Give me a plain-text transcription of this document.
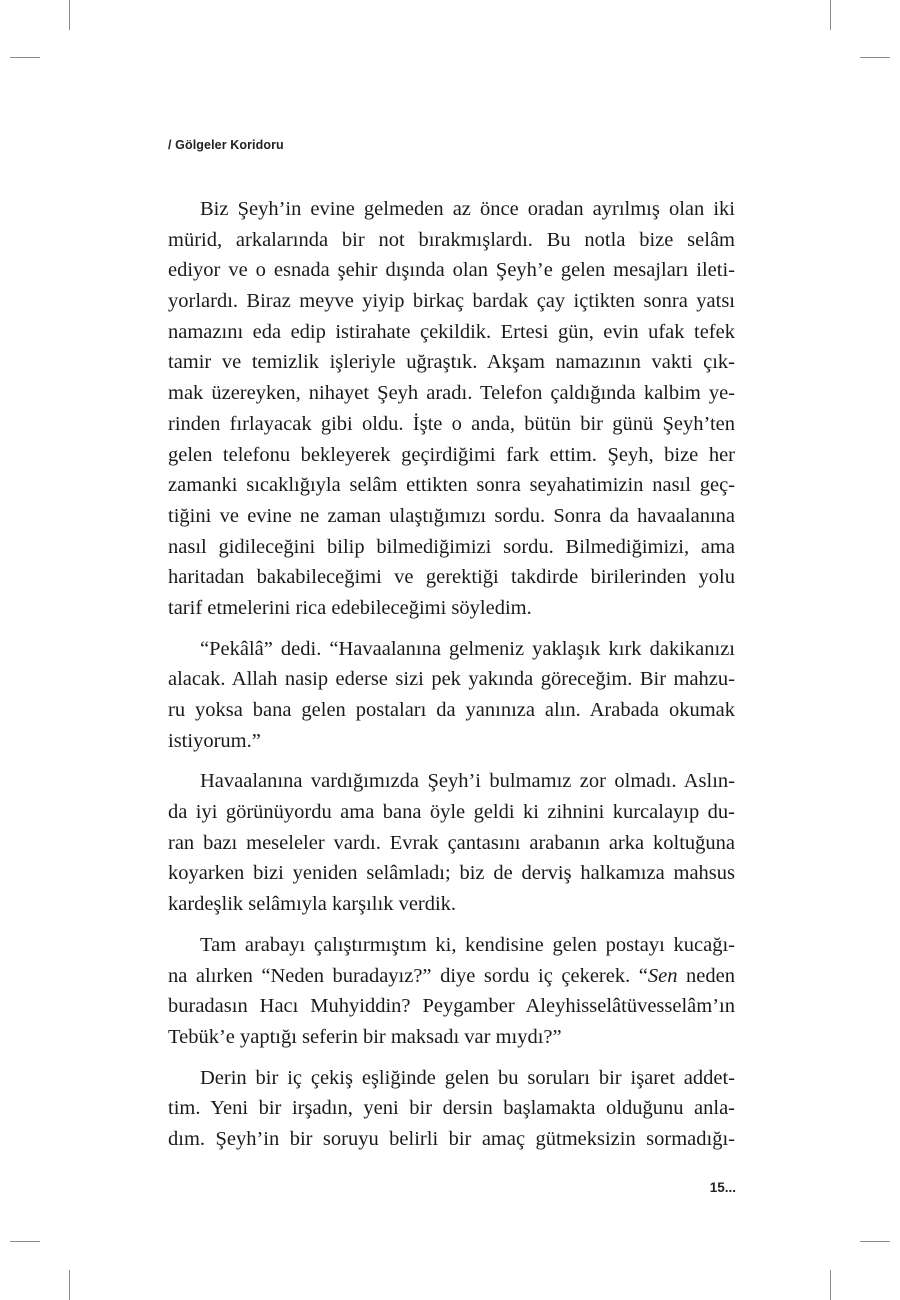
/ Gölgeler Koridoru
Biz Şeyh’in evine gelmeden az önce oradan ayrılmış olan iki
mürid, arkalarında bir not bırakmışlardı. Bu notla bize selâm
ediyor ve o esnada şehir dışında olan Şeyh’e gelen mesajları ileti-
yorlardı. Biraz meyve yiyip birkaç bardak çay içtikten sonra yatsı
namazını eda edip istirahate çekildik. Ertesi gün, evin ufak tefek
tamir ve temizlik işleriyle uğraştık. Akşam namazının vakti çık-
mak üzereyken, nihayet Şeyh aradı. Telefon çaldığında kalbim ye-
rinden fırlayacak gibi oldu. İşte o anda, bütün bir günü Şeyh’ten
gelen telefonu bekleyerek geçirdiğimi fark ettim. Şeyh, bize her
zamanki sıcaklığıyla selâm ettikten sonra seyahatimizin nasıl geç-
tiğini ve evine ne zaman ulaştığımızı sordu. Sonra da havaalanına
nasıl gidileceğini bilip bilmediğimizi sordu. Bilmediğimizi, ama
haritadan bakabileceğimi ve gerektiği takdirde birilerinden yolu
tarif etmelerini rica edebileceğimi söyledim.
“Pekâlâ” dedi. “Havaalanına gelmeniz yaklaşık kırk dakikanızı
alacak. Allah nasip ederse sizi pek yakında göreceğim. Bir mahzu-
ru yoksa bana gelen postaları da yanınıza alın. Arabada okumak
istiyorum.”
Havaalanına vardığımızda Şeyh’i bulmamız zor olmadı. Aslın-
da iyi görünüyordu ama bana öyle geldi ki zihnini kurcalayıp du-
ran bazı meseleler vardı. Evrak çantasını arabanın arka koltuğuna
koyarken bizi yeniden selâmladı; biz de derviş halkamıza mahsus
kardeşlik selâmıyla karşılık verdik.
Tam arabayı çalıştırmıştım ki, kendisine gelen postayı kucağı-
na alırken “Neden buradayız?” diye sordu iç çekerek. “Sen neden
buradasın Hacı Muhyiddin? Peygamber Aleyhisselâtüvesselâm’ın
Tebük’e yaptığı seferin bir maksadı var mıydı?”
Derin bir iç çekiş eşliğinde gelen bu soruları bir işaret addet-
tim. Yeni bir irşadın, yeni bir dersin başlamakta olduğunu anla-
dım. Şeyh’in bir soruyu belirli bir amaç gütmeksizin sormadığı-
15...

====

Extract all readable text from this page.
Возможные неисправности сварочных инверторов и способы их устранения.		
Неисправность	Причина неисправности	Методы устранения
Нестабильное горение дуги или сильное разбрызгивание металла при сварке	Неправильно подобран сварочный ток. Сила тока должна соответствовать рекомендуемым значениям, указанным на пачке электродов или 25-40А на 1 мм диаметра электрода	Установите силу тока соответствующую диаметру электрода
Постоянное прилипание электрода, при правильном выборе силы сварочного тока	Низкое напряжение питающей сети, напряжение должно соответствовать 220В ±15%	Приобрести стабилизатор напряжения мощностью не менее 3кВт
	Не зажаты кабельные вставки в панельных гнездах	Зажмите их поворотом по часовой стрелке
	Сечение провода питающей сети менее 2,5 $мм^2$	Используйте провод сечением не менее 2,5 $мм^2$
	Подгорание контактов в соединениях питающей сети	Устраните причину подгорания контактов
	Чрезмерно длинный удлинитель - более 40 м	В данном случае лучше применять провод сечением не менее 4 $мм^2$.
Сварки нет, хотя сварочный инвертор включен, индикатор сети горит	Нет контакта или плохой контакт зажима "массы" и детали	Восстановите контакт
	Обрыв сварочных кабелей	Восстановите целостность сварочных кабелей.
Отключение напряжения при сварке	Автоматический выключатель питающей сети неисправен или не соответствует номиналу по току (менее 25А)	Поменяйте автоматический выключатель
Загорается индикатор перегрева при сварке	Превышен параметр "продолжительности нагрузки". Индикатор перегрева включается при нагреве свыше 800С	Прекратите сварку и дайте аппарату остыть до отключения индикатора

====

*SET EXERCISE*.
In the entries above, identify every line with the word "сварке". Copy those lines.

*OUTPUT FOR THIS EXERCISE*.
Нестабильное горение дуги или сильное разбрызгивание металла при сварке	Неправильно подобран сварочный ток. Сила тока должна соответствовать рекомендуемым значениям, указанным на пачке электродов или 25-40А на 1 мм диаметра электрода	Установите силу тока соответствующую диаметру электрода
Отключение напряжения при сварке	Автоматический выключатель питающей сети неисправен или не соответствует номиналу по току (менее 25А)	Поменяйте автоматический выключатель
Загорается индикатор перегрева при сварке	Превышен параметр "продолжительности нагрузки". Индикатор перегрева включается при нагреве свыше 800С	Прекратите сварку и дайте аппарату остыть до отключения индикатора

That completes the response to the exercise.